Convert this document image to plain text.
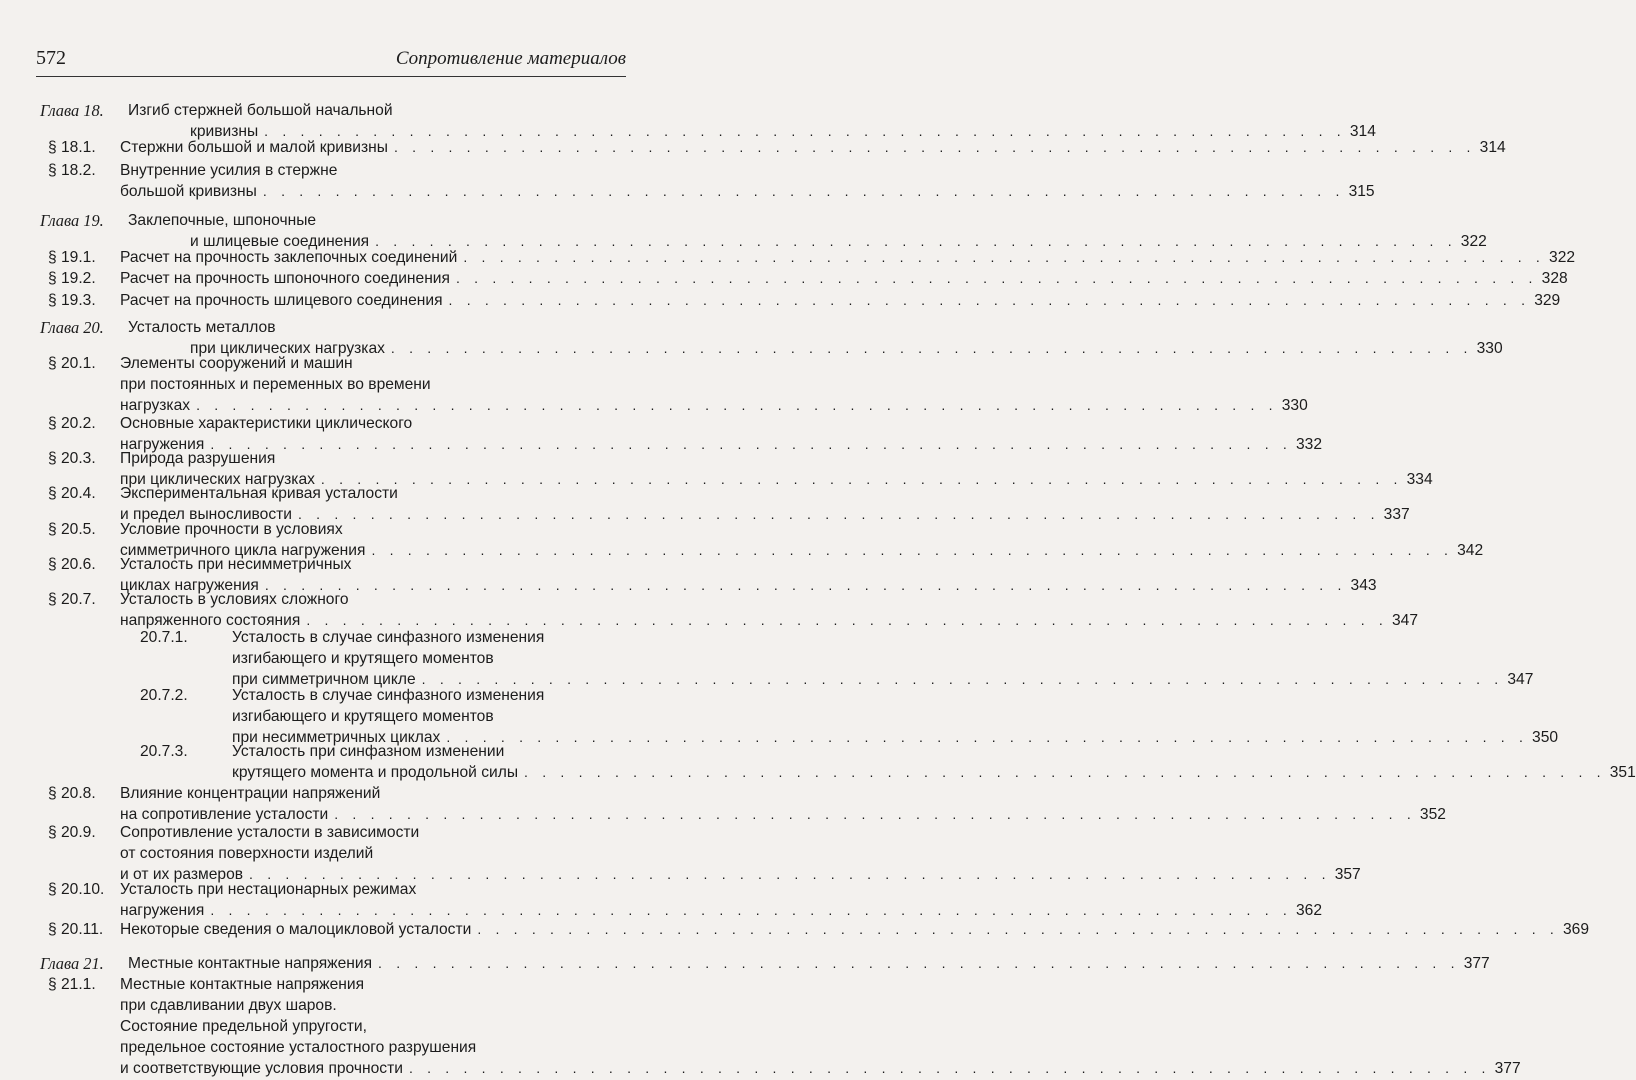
572	Сопротивление материалов
Глава 18. Изгиб стержней большой начальной
кривизны . . . . . . . . . . . . . . . . . . . . . . . . . . . . . . . . . . . . . . . . . . . . . . . . . . . . . . . . . . . . 314
§ 18.1. Стержни большой и малой кривизны . . . . . . . . . . . . . . . . . . . . . . . . . . . . . . . . . . . . . . . . . . . . . . . . . . . . . . . . . . . . 314
§ 18.2. Внутренние усилия в стержне
большой кривизны . . . . . . . . . . . . . . . . . . . . . . . . . . . . . . . . . . . . . . . . . . . . . . . . . . . . . . . . . . . . 315
Глава 19. Заклепочные, шпоночные
и шлицевые соединения . . . . . . . . . . . . . . . . . . . . . . . . . . . . . . . . . . . . . . . . . . . . . . . . . . . . . . . . . . . . 322
§ 19.1. Расчет на прочность заклепочных соединений . . . . . . . . . . . . . . . . . . . . . . . . . . . . . . . . . . . . . . . . . . . . . . . . . . . . . . . . . . . . 322
§ 19.2. Расчет на прочность шпоночного соединения . . . . . . . . . . . . . . . . . . . . . . . . . . . . . . . . . . . . . . . . . . . . . . . . . . . . . . . . . . . . 328
§ 19.3. Расчет на прочность шлицевого соединения . . . . . . . . . . . . . . . . . . . . . . . . . . . . . . . . . . . . . . . . . . . . . . . . . . . . . . . . . . . . 329
Глава 20. Усталость металлов
при циклических нагрузках . . . . . . . . . . . . . . . . . . . . . . . . . . . . . . . . . . . . . . . . . . . . . . . . . . . . . . . . . . . . 330
§ 20.1. Элементы сооружений и машин
при постоянных и переменных во времени
нагрузках . . . . . . . . . . . . . . . . . . . . . . . . . . . . . . . . . . . . . . . . . . . . . . . . . . . . . . . . . . . . 330
§ 20.2. Основные характеристики циклического
нагружения . . . . . . . . . . . . . . . . . . . . . . . . . . . . . . . . . . . . . . . . . . . . . . . . . . . . . . . . . . . . 332
§ 20.3. Природа разрушения
при циклических нагрузках . . . . . . . . . . . . . . . . . . . . . . . . . . . . . . . . . . . . . . . . . . . . . . . . . . . . . . . . . . . . 334
§ 20.4. Экспериментальная кривая усталости
и предел выносливости . . . . . . . . . . . . . . . . . . . . . . . . . . . . . . . . . . . . . . . . . . . . . . . . . . . . . . . . . . . . 337
§ 20.5. Условие прочности в условиях
симметричного цикла нагружения . . . . . . . . . . . . . . . . . . . . . . . . . . . . . . . . . . . . . . . . . . . . . . . . . . . . . . . . . . . . 342
§ 20.6. Усталость при несимметричных
циклах нагружения . . . . . . . . . . . . . . . . . . . . . . . . . . . . . . . . . . . . . . . . . . . . . . . . . . . . . . . . . . . . 343
§ 20.7. Усталость в условиях сложного
напряженного состояния . . . . . . . . . . . . . . . . . . . . . . . . . . . . . . . . . . . . . . . . . . . . . . . . . . . . . . . . . . . . 347
20.7.1.	Усталость в случае синфазного изменения
изгибающего и крутящего моментов
при симметричном цикле . . . . . . . . . . . . . . . . . . . . . . . . . . . . . . . . . . . . . . . . . . . . . . . . . . . . . . . . . . . . 347
20.7.2.	Усталость в случае синфазного изменения
изгибающего и крутящего моментов
при несимметричных циклах . . . . . . . . . . . . . . . . . . . . . . . . . . . . . . . . . . . . . . . . . . . . . . . . . . . . . . . . . . . . 350
20.7.3.	Усталость при синфазном изменении
крутящего момента и продольной силы . . . . . . . . . . . . . . . . . . . . . . . . . . . . . . . . . . . . . . . . . . . . . . . . . . . . . . . . . . . . 351
§ 20.8. Влияние концентрации напряжений
на сопротивление усталости . . . . . . . . . . . . . . . . . . . . . . . . . . . . . . . . . . . . . . . . . . . . . . . . . . . . . . . . . . . . 352
§ 20.9. Сопротивление усталости в зависимости
от состояния поверхности изделий
и от их размеров . . . . . . . . . . . . . . . . . . . . . . . . . . . . . . . . . . . . . . . . . . . . . . . . . . . . . . . . . . . . 357
§ 20.10. Усталость при нестационарных режимах
нагружения . . . . . . . . . . . . . . . . . . . . . . . . . . . . . . . . . . . . . . . . . . . . . . . . . . . . . . . . . . . . 362
§ 20.11. Некоторые сведения о малоцикловой усталости . . . . . . . . . . . . . . . . . . . . . . . . . . . . . . . . . . . . . . . . . . . . . . . . . . . . . . . . . . . . 369
Глава 21. Местные контактные напряжения . . . . . . . . . . . . . . . . . . . . . . . . . . . . . . . . . . . . . . . . . . . . . . . . . . . . . . . . . . . . 377
§ 21.1. Местные контактные напряжения
при сдавливании двух шаров.
Состояние предельной упругости,
предельное состояние усталостного разрушения
и соответствующие условия прочности . . . . . . . . . . . . . . . . . . . . . . . . . . . . . . . . . . . . . . . . . . . . . . . . . . . . . . . . . . . . 377
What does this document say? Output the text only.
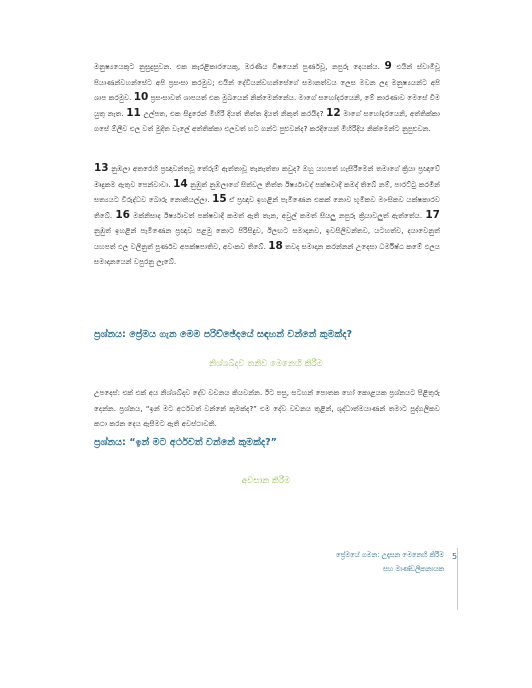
මනුෂ්‍යයෙකුට නුසුදුසුවන. එක කැරළිකාරයෙකු, මරණීය විෂයෙන් පුර්ණවූ, නපුරු දෙයක්ය. 9 එයින් ස්වාමිවූ පියාණන්වහන්සේට අපි ප්‍රසංසා කරමුව; එයින් දේවියන්වහන්සේගේ සමානත්වය ලෙස මවන ලද මනුෂ්‍යයන්ට අපි ශාප කරමුව. 10 ප්‍රසංසාවත් ශාපයත් එක මුඛයෙන් නික්මෙන්නේය. මාගේ සහෝදරයෙනි, මේ කාරණාව මෙසේ විම යුතු නැත. 11 උල්පත, එක සිදුරෙන් මිහිරි දියත් තිත්ත දියත් නිකුත් කරයිද? 12 මාගේ සහෝදරයෙනි, අත්තික්කා ගසේ ඕලීව එල වත් මුදිත වැලේ අත්තික්කා එලවත් හට ගන්ට පුළුවන්ද? කරදියෙන් මිහිරිදිය නික්මෙන්ට නුපුළුවන.

13 නුඹලා අතරෙහි ප්‍රඥාවන්තවූ තේරුම් ඇත්තාවූ තැනැත්තා කවුද? ඔහු යහපත් හැසිරීමෙන් තමාගේ ක්‍රියා ප්‍රඥාවේ මෘදුකම ඇතුව පෙන්වාවා. 14 නුඹුත් නුඹලාගේ සිත්වල තිත්ත ඊර්ෂ්‍යාවද් පක්ෂවාදී කමද් තිබේ නම්, පාරට්ටු කරමින් සත්‍යයට විරුද්ධව බොරු නොකියල්ලා. 15 ඒ ප්‍රඥාව ඉහළින් පැමිණෙන එකක් නොව භූමිකව මාංසිකව යක්ෂකාරව තිබේ. 16 මක්නිසාද ඊර්ෂ්‍යාවත් පක්ෂවාදී කමත් ඇති තැන, අවුල් කමත් සියලු නපුරු ක්‍රියාවලුත් ඇත්තේය. 17 නුඹුත් ඉහළින් පැමිණෙන ප්‍රඥාව පළමු කොට පිරිසිදුව, ඊලඟට සමාදානව, ඉවසිලිවන්තව, යටහත්ව, දයාවෙනුත් යහපත් ඵල වලිනුත් පුර්ණව අපක්ෂපාතිව, අවංකව තිබේ. 18 තවද සමාදාන කරන්නන් උදෙසා ධර්මිෂ්ඨ කමේ ඵලය සමාදානයෙන් වපුරනු ලැබේ.

ප්‍රශ්නය: ප්‍රේමය ගැන මෙම පරිච්ඡේදයේ සඳහන් වන්නේ කුමක්ද?

නිශ්ශබ්දව තනිව මෙනෙහි කිරීම

උපදෙස්: එක් එක් අය නිශ්ශබ්දව දේව වචනය කියවන්න. ඊට පසු, සටහන් පොතක හෝ කොළයක ප්‍රශ්නයට පිළිතුරු දෙන්න. ප්‍රශ්නය, “ඉන් මට අර්ථවත් වන්නේ කුමක්ද?” එම දේව වචනය තුළින්, ශුද්ධාත්මයාණන් තමාට පුද්ගලිකව කථා කරන දෙය ඇසීමට ඇති අවස්ථාවකි.

ප්‍රශ්නය: “ඉන් මට අර්ථවත් වන්නේ කුමක්ද?”

අවසාන කිරීම

ප්‍රේමයේ ගමන: උදෑසන මෙනෙහි කිරීම
සහ මාණ්ඩලිකනායක
5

WORK TO DO:
Quote verbatim the final run of lines in the material above, from the line that contains "What does this" through the very last line, excluding any pictures.

PROBLEM SOLUTION:
What does this document say? Output the text only.
මනුෂ්‍යයෙකුට නුසුදුසුවන. එක කැරළිකාරයෙකු, මරණීය විෂයෙන් පුර්ණවූ, නපුරු දෙයක්ය. 9 එයින් ස්වාමිවූ පියාණන්වහන්සේට අපි ප්‍රසංසා කරමුව; එයින් දේවියන්වහන්සේගේ සමානත්වය ලෙස මවන ලද මනුෂ්‍යයන්ට අපි ශාප කරමුව. 10 ප්‍රසංසාවත් ශාපයත් එක මුඛයෙන් නික්මෙන්නේය. මාගේ සහෝදරයෙනි, මේ කාරණාව මෙසේ විම යුතු නැත. 11 උල්පත, එක සිදුරෙන් මිහිරි දියත් තිත්ත දියත් නිකුත් කරයිද? 12 මාගේ සහෝදරයෙනි, අත්තික්කා ගසේ ඕලීව එල වත් මුදිත වැලේ අත්තික්කා එලවත් හට ගන්ට පුළුවන්ද? කරදියෙන් මිහිරිදිය නික්මෙන්ට නුපුළුවන.

13 නුඹලා අතරෙහි ප්‍රඥාවන්තවූ තේරුම් ඇත්තාවූ තැනැත්තා කවුද? ඔහු යහපත් හැසිරීමෙන් තමාගේ ක්‍රියා ප්‍රඥාවේ මෘදුකම ඇතුව පෙන්වාවා. 14 නුඹුත් නුඹලාගේ සිත්වල තිත්ත ඊර්ෂ්‍යාවද් පක්ෂවාදී කමද් තිබේ නම්, පාරට්ටු කරමින් සත්‍යයට විරුද්ධව බොරු නොකියල්ලා. 15 ඒ ප්‍රඥාව ඉහළින් පැමිණෙන එකක් නොව භූමිකව මාංසිකව යක්ෂකාරව තිබේ. 16 මක්නිසාද ඊර්ෂ්‍යාවත් පක්ෂවාදී කමත් ඇති තැන, අවුල් කමත් සියලු නපුරු ක්‍රියාවලුත් ඇත්තේය. 17 නුඹුත් ඉහළින් පැමිණෙන ප්‍රඥාව පළමු කොට පිරිසිදුව, ඊලඟට සමාදානව, ඉවසිලිවන්තව, යටහත්ව, දයාවෙනුත් යහපත් ඵල වලිනුත් පුර්ණව අපක්ෂපාතිව, අවංකව තිබේ. 18 තවද සමාදාන කරන්නන් උදෙසා ධර්මිෂ්ඨ කමේ ඵලය සමාදානයෙන් වපුරනු ලැබේ.

ප්‍රශ්නය: ප්‍රේමය ගැන මෙම පරිච්ඡේදයේ සඳහන් වන්නේ කුමක්ද?

නිශ්ශබ්දව තනිව මෙනෙහි කිරීම

උපදෙස්: එක් එක් අය නිශ්ශබ්දව දේව වචනය කියවන්න. ඊට පසු, සටහන් පොතක හෝ කොළයක ප්‍රශ්නයට පිළිතුරු දෙන්න. ප්‍රශ්නය, “ඉන් මට අර්ථවත් වන්නේ කුමක්ද?” එම දේව වචනය තුළින්, ශුද්ධාත්මයාණන් තමාට පුද්ගලිකව කථා කරන දෙය ඇසීමට ඇති අවස්ථාවකි.

ප්‍රශ්නය: “ඉන් මට අර්ථවත් වන්නේ කුමක්ද?”

අවසාන කිරීම

ප්‍රේමයේ ගමන: උදෑසන මෙනෙහි කිරීම
සහ මාණ්ඩලිකනායක
5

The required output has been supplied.